A block of data:
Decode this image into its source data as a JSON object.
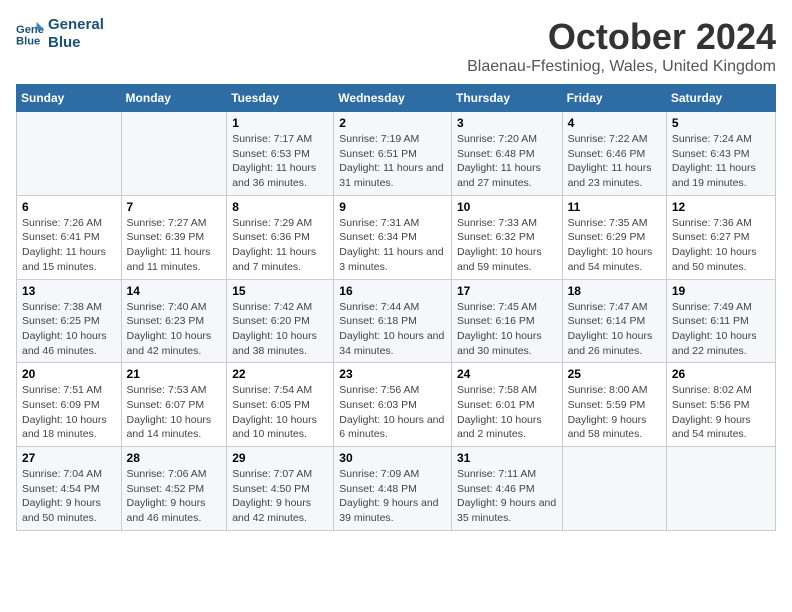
{
  "logo": {
    "line1": "General",
    "line2": "Blue"
  },
  "title": "October 2024",
  "subtitle": "Blaenau-Ffestiniog, Wales, United Kingdom",
  "days_of_week": [
    "Sunday",
    "Monday",
    "Tuesday",
    "Wednesday",
    "Thursday",
    "Friday",
    "Saturday"
  ],
  "weeks": [
    [
      {
        "day": "",
        "detail": ""
      },
      {
        "day": "",
        "detail": ""
      },
      {
        "day": "1",
        "detail": "Sunrise: 7:17 AM\nSunset: 6:53 PM\nDaylight: 11 hours and 36 minutes."
      },
      {
        "day": "2",
        "detail": "Sunrise: 7:19 AM\nSunset: 6:51 PM\nDaylight: 11 hours and 31 minutes."
      },
      {
        "day": "3",
        "detail": "Sunrise: 7:20 AM\nSunset: 6:48 PM\nDaylight: 11 hours and 27 minutes."
      },
      {
        "day": "4",
        "detail": "Sunrise: 7:22 AM\nSunset: 6:46 PM\nDaylight: 11 hours and 23 minutes."
      },
      {
        "day": "5",
        "detail": "Sunrise: 7:24 AM\nSunset: 6:43 PM\nDaylight: 11 hours and 19 minutes."
      }
    ],
    [
      {
        "day": "6",
        "detail": "Sunrise: 7:26 AM\nSunset: 6:41 PM\nDaylight: 11 hours and 15 minutes."
      },
      {
        "day": "7",
        "detail": "Sunrise: 7:27 AM\nSunset: 6:39 PM\nDaylight: 11 hours and 11 minutes."
      },
      {
        "day": "8",
        "detail": "Sunrise: 7:29 AM\nSunset: 6:36 PM\nDaylight: 11 hours and 7 minutes."
      },
      {
        "day": "9",
        "detail": "Sunrise: 7:31 AM\nSunset: 6:34 PM\nDaylight: 11 hours and 3 minutes."
      },
      {
        "day": "10",
        "detail": "Sunrise: 7:33 AM\nSunset: 6:32 PM\nDaylight: 10 hours and 59 minutes."
      },
      {
        "day": "11",
        "detail": "Sunrise: 7:35 AM\nSunset: 6:29 PM\nDaylight: 10 hours and 54 minutes."
      },
      {
        "day": "12",
        "detail": "Sunrise: 7:36 AM\nSunset: 6:27 PM\nDaylight: 10 hours and 50 minutes."
      }
    ],
    [
      {
        "day": "13",
        "detail": "Sunrise: 7:38 AM\nSunset: 6:25 PM\nDaylight: 10 hours and 46 minutes."
      },
      {
        "day": "14",
        "detail": "Sunrise: 7:40 AM\nSunset: 6:23 PM\nDaylight: 10 hours and 42 minutes."
      },
      {
        "day": "15",
        "detail": "Sunrise: 7:42 AM\nSunset: 6:20 PM\nDaylight: 10 hours and 38 minutes."
      },
      {
        "day": "16",
        "detail": "Sunrise: 7:44 AM\nSunset: 6:18 PM\nDaylight: 10 hours and 34 minutes."
      },
      {
        "day": "17",
        "detail": "Sunrise: 7:45 AM\nSunset: 6:16 PM\nDaylight: 10 hours and 30 minutes."
      },
      {
        "day": "18",
        "detail": "Sunrise: 7:47 AM\nSunset: 6:14 PM\nDaylight: 10 hours and 26 minutes."
      },
      {
        "day": "19",
        "detail": "Sunrise: 7:49 AM\nSunset: 6:11 PM\nDaylight: 10 hours and 22 minutes."
      }
    ],
    [
      {
        "day": "20",
        "detail": "Sunrise: 7:51 AM\nSunset: 6:09 PM\nDaylight: 10 hours and 18 minutes."
      },
      {
        "day": "21",
        "detail": "Sunrise: 7:53 AM\nSunset: 6:07 PM\nDaylight: 10 hours and 14 minutes."
      },
      {
        "day": "22",
        "detail": "Sunrise: 7:54 AM\nSunset: 6:05 PM\nDaylight: 10 hours and 10 minutes."
      },
      {
        "day": "23",
        "detail": "Sunrise: 7:56 AM\nSunset: 6:03 PM\nDaylight: 10 hours and 6 minutes."
      },
      {
        "day": "24",
        "detail": "Sunrise: 7:58 AM\nSunset: 6:01 PM\nDaylight: 10 hours and 2 minutes."
      },
      {
        "day": "25",
        "detail": "Sunrise: 8:00 AM\nSunset: 5:59 PM\nDaylight: 9 hours and 58 minutes."
      },
      {
        "day": "26",
        "detail": "Sunrise: 8:02 AM\nSunset: 5:56 PM\nDaylight: 9 hours and 54 minutes."
      }
    ],
    [
      {
        "day": "27",
        "detail": "Sunrise: 7:04 AM\nSunset: 4:54 PM\nDaylight: 9 hours and 50 minutes."
      },
      {
        "day": "28",
        "detail": "Sunrise: 7:06 AM\nSunset: 4:52 PM\nDaylight: 9 hours and 46 minutes."
      },
      {
        "day": "29",
        "detail": "Sunrise: 7:07 AM\nSunset: 4:50 PM\nDaylight: 9 hours and 42 minutes."
      },
      {
        "day": "30",
        "detail": "Sunrise: 7:09 AM\nSunset: 4:48 PM\nDaylight: 9 hours and 39 minutes."
      },
      {
        "day": "31",
        "detail": "Sunrise: 7:11 AM\nSunset: 4:46 PM\nDaylight: 9 hours and 35 minutes."
      },
      {
        "day": "",
        "detail": ""
      },
      {
        "day": "",
        "detail": ""
      }
    ]
  ]
}
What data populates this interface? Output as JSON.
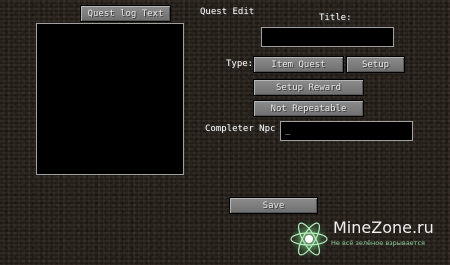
{
  "header": {
    "quest_log_button": "Quest log Text",
    "title": "Quest Edit"
  },
  "form": {
    "title_label": "Title:",
    "title_value": "",
    "type_label": "Type:",
    "item_quest_button": "Item Quest",
    "setup_button": "Setup",
    "setup_reward_button": "Setup Reward",
    "not_repeatable_button": "Not Repeatable",
    "completer_npc_label": "Completer Npc",
    "completer_npc_value": "_",
    "save_button": "Save"
  },
  "watermark": {
    "title": "MineZone.ru",
    "subtitle": "Не всё зелёное взрывается"
  },
  "colors": {
    "button": "#7a7a7a",
    "field_border": "#a0a0a0",
    "text": "#ffffff"
  },
  "icons": [
    "atom-logo-icon"
  ]
}
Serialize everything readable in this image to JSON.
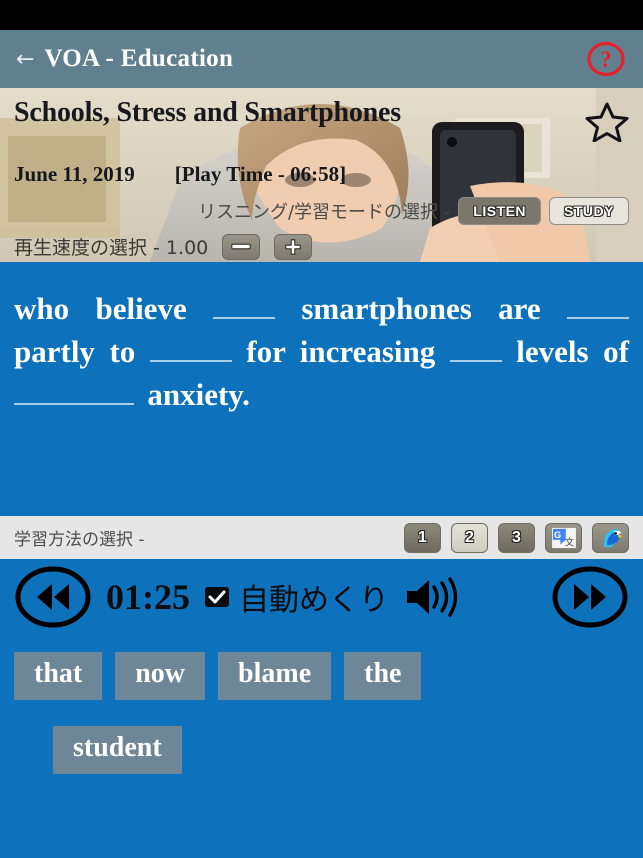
{
  "statusbar": {
    "name": "android-status-bar"
  },
  "appbar": {
    "back_label": "←",
    "title": "VOA - Education",
    "help_label": "?"
  },
  "article": {
    "title": "Schools, Stress and Smartphones",
    "date": "June 11, 2019",
    "play_time": "[Play Time - 06:58]",
    "favorite": "☆"
  },
  "mode_select": {
    "label": "リスニング/学習モードの選択 -",
    "listen_label": "LISTEN",
    "study_label": "STUDY",
    "listen_selected": true,
    "study_selected": false
  },
  "speed_select": {
    "label": "再生速度の選択 - 1.00",
    "value": "1.00",
    "minus_label": "−",
    "plus_label": "+"
  },
  "sentence": {
    "tokens": [
      {
        "type": "word",
        "text": "who"
      },
      {
        "type": "word",
        "text": "believe"
      },
      {
        "type": "blank",
        "size": "w1"
      },
      {
        "type": "word",
        "text": "smartphones"
      },
      {
        "type": "word",
        "text": "are"
      },
      {
        "type": "blank",
        "size": "w1"
      },
      {
        "type": "word",
        "text": "partly"
      },
      {
        "type": "word",
        "text": "to"
      },
      {
        "type": "blank",
        "size": "w2"
      },
      {
        "type": "word",
        "text": "for"
      },
      {
        "type": "word",
        "text": "increasing"
      },
      {
        "type": "blank",
        "size": "w3"
      },
      {
        "type": "word",
        "text": "levels"
      },
      {
        "type": "word",
        "text": "of"
      },
      {
        "type": "blank",
        "size": "w4"
      },
      {
        "type": "word",
        "text": "anxiety."
      }
    ],
    "plain_text": "who believe ____ smartphones are ____ partly to ______ for increasing ___ levels of _______ anxiety."
  },
  "method_select": {
    "label": "学習方法の選択 -",
    "buttons": [
      {
        "label": "1",
        "selected": false,
        "name": "method-button-1"
      },
      {
        "label": "2",
        "selected": true,
        "name": "method-button-2"
      },
      {
        "label": "3",
        "selected": false,
        "name": "method-button-3"
      }
    ],
    "google_translate_label": "G",
    "papago_label": "P"
  },
  "player": {
    "rewind_label": "◀◀",
    "elapsed": "01:25",
    "autoflip_label": "自動めくり",
    "autoflip_checked": true,
    "speaker_label": "🔊",
    "forward_label": "▶▶"
  },
  "word_bank": {
    "row1": [
      "that",
      "now",
      "blame",
      "the"
    ],
    "row2": [
      "student"
    ]
  },
  "colors": {
    "status_bar": "#000000",
    "appbar": "#61808f",
    "sentence_bg": "#0d72bb",
    "method_bar": "#e6e6e6",
    "chip": "#6d8799",
    "help_red": "#e8202a",
    "blank_line": "#a9cfe9"
  }
}
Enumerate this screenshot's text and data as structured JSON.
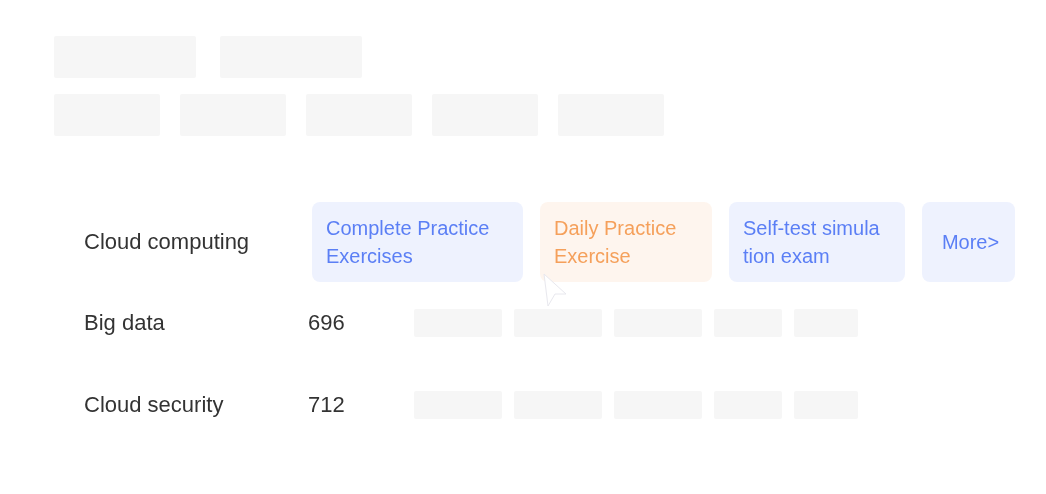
{
  "rows": [
    {
      "label": "Cloud computing",
      "actions": [
        {
          "label": "Complete Practice Exercises",
          "color": "#5b7ff5"
        },
        {
          "label": "Daily Practice Exercise",
          "color": "#f5a05b"
        },
        {
          "label": "Self-test simula tion exam",
          "color": "#5b7ff5"
        },
        {
          "label": "More>",
          "color": "#5b7ff5"
        }
      ]
    },
    {
      "label": "Big data",
      "count": "696"
    },
    {
      "label": "Cloud security",
      "count": "712"
    }
  ]
}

- TASK GOAL
Check each line of the records above for the string "partly", and report every line that has it.

- SOLUTION
        "text": "partly"
    "plain_text": "who believe ____ smartphones are ____ partly to ______ for increasing ___ levels of _______ anxiety."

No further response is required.